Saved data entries
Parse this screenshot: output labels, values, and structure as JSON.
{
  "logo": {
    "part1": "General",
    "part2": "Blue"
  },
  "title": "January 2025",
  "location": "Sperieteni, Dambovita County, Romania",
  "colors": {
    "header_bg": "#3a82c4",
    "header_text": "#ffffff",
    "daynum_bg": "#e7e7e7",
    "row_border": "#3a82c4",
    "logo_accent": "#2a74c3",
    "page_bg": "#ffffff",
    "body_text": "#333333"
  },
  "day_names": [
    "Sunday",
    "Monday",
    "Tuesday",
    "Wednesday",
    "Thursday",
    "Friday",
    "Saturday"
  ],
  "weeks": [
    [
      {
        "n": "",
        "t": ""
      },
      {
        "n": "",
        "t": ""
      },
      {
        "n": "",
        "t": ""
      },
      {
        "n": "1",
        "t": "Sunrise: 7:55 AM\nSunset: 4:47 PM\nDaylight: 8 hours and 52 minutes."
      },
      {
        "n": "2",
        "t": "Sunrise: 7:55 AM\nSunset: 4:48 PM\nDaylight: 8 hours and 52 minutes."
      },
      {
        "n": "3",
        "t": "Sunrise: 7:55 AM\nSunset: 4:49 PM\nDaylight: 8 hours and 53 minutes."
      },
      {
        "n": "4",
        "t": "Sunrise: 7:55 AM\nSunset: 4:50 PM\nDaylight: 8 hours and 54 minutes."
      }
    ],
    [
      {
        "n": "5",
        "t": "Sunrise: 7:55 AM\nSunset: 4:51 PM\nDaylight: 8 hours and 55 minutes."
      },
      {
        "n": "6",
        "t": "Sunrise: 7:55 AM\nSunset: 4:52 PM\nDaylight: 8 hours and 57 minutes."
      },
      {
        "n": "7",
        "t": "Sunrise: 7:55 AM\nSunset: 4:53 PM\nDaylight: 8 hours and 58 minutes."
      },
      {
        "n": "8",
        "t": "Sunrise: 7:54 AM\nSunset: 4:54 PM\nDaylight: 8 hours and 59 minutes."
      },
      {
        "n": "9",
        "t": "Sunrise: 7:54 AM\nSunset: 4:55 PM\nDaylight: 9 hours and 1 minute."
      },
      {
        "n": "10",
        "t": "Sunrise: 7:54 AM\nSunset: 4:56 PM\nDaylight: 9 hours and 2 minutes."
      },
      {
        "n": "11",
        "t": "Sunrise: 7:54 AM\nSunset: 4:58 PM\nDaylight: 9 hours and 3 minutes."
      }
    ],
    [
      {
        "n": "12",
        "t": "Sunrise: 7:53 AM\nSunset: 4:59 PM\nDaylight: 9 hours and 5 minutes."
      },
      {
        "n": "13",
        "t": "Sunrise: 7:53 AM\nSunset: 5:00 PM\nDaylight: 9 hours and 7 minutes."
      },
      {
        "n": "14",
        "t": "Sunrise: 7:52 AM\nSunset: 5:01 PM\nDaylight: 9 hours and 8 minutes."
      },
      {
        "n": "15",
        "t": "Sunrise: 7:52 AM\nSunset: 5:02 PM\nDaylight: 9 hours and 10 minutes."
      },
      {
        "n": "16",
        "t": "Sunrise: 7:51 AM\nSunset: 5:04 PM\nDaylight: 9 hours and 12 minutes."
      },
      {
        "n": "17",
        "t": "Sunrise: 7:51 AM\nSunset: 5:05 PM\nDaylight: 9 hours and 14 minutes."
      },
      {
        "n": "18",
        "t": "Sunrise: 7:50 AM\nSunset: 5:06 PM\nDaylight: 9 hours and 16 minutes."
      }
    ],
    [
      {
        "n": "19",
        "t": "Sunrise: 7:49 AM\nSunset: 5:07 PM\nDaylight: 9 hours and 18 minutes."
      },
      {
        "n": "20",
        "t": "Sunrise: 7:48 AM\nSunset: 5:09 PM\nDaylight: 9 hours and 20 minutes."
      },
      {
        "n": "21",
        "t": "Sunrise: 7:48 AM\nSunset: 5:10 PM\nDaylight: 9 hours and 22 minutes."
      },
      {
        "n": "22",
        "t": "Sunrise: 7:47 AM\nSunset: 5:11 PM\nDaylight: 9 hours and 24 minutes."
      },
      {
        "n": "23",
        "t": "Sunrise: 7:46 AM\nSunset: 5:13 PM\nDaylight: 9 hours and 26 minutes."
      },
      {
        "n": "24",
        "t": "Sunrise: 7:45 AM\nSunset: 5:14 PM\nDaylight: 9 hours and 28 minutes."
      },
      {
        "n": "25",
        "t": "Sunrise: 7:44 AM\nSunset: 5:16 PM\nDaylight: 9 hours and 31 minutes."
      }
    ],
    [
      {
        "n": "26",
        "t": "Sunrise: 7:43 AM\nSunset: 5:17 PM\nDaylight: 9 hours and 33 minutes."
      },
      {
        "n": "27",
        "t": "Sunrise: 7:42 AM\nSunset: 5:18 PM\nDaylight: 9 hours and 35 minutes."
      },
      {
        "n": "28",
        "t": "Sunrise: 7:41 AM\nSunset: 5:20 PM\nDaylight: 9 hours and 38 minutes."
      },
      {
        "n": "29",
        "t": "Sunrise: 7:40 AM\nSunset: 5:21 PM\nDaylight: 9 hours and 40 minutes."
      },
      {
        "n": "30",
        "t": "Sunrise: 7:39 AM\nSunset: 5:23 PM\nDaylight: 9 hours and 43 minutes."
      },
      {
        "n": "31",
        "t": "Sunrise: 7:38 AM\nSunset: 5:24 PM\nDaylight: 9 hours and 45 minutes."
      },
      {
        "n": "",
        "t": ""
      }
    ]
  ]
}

#### WRITTEN EXERCISE:
Give all the entries again exactly; leave none out.

#### FINAL RESULT:
Parse this screenshot: output labels, values, and structure as JSON.
{
  "logo": {
    "part1": "General",
    "part2": "Blue"
  },
  "title": "January 2025",
  "location": "Sperieteni, Dambovita County, Romania",
  "colors": {
    "header_bg": "#3a82c4",
    "header_text": "#ffffff",
    "daynum_bg": "#e7e7e7",
    "row_border": "#3a82c4",
    "logo_accent": "#2a74c3",
    "page_bg": "#ffffff",
    "body_text": "#333333"
  },
  "day_names": [
    "Sunday",
    "Monday",
    "Tuesday",
    "Wednesday",
    "Thursday",
    "Friday",
    "Saturday"
  ],
  "weeks": [
    [
      {
        "n": "",
        "t": ""
      },
      {
        "n": "",
        "t": ""
      },
      {
        "n": "",
        "t": ""
      },
      {
        "n": "1",
        "t": "Sunrise: 7:55 AM\nSunset: 4:47 PM\nDaylight: 8 hours and 52 minutes."
      },
      {
        "n": "2",
        "t": "Sunrise: 7:55 AM\nSunset: 4:48 PM\nDaylight: 8 hours and 52 minutes."
      },
      {
        "n": "3",
        "t": "Sunrise: 7:55 AM\nSunset: 4:49 PM\nDaylight: 8 hours and 53 minutes."
      },
      {
        "n": "4",
        "t": "Sunrise: 7:55 AM\nSunset: 4:50 PM\nDaylight: 8 hours and 54 minutes."
      }
    ],
    [
      {
        "n": "5",
        "t": "Sunrise: 7:55 AM\nSunset: 4:51 PM\nDaylight: 8 hours and 55 minutes."
      },
      {
        "n": "6",
        "t": "Sunrise: 7:55 AM\nSunset: 4:52 PM\nDaylight: 8 hours and 57 minutes."
      },
      {
        "n": "7",
        "t": "Sunrise: 7:55 AM\nSunset: 4:53 PM\nDaylight: 8 hours and 58 minutes."
      },
      {
        "n": "8",
        "t": "Sunrise: 7:54 AM\nSunset: 4:54 PM\nDaylight: 8 hours and 59 minutes."
      },
      {
        "n": "9",
        "t": "Sunrise: 7:54 AM\nSunset: 4:55 PM\nDaylight: 9 hours and 1 minute."
      },
      {
        "n": "10",
        "t": "Sunrise: 7:54 AM\nSunset: 4:56 PM\nDaylight: 9 hours and 2 minutes."
      },
      {
        "n": "11",
        "t": "Sunrise: 7:54 AM\nSunset: 4:58 PM\nDaylight: 9 hours and 3 minutes."
      }
    ],
    [
      {
        "n": "12",
        "t": "Sunrise: 7:53 AM\nSunset: 4:59 PM\nDaylight: 9 hours and 5 minutes."
      },
      {
        "n": "13",
        "t": "Sunrise: 7:53 AM\nSunset: 5:00 PM\nDaylight: 9 hours and 7 minutes."
      },
      {
        "n": "14",
        "t": "Sunrise: 7:52 AM\nSunset: 5:01 PM\nDaylight: 9 hours and 8 minutes."
      },
      {
        "n": "15",
        "t": "Sunrise: 7:52 AM\nSunset: 5:02 PM\nDaylight: 9 hours and 10 minutes."
      },
      {
        "n": "16",
        "t": "Sunrise: 7:51 AM\nSunset: 5:04 PM\nDaylight: 9 hours and 12 minutes."
      },
      {
        "n": "17",
        "t": "Sunrise: 7:51 AM\nSunset: 5:05 PM\nDaylight: 9 hours and 14 minutes."
      },
      {
        "n": "18",
        "t": "Sunrise: 7:50 AM\nSunset: 5:06 PM\nDaylight: 9 hours and 16 minutes."
      }
    ],
    [
      {
        "n": "19",
        "t": "Sunrise: 7:49 AM\nSunset: 5:07 PM\nDaylight: 9 hours and 18 minutes."
      },
      {
        "n": "20",
        "t": "Sunrise: 7:48 AM\nSunset: 5:09 PM\nDaylight: 9 hours and 20 minutes."
      },
      {
        "n": "21",
        "t": "Sunrise: 7:48 AM\nSunset: 5:10 PM\nDaylight: 9 hours and 22 minutes."
      },
      {
        "n": "22",
        "t": "Sunrise: 7:47 AM\nSunset: 5:11 PM\nDaylight: 9 hours and 24 minutes."
      },
      {
        "n": "23",
        "t": "Sunrise: 7:46 AM\nSunset: 5:13 PM\nDaylight: 9 hours and 26 minutes."
      },
      {
        "n": "24",
        "t": "Sunrise: 7:45 AM\nSunset: 5:14 PM\nDaylight: 9 hours and 28 minutes."
      },
      {
        "n": "25",
        "t": "Sunrise: 7:44 AM\nSunset: 5:16 PM\nDaylight: 9 hours and 31 minutes."
      }
    ],
    [
      {
        "n": "26",
        "t": "Sunrise: 7:43 AM\nSunset: 5:17 PM\nDaylight: 9 hours and 33 minutes."
      },
      {
        "n": "27",
        "t": "Sunrise: 7:42 AM\nSunset: 5:18 PM\nDaylight: 9 hours and 35 minutes."
      },
      {
        "n": "28",
        "t": "Sunrise: 7:41 AM\nSunset: 5:20 PM\nDaylight: 9 hours and 38 minutes."
      },
      {
        "n": "29",
        "t": "Sunrise: 7:40 AM\nSunset: 5:21 PM\nDaylight: 9 hours and 40 minutes."
      },
      {
        "n": "30",
        "t": "Sunrise: 7:39 AM\nSunset: 5:23 PM\nDaylight: 9 hours and 43 minutes."
      },
      {
        "n": "31",
        "t": "Sunrise: 7:38 AM\nSunset: 5:24 PM\nDaylight: 9 hours and 45 minutes."
      },
      {
        "n": "",
        "t": ""
      }
    ]
  ]
}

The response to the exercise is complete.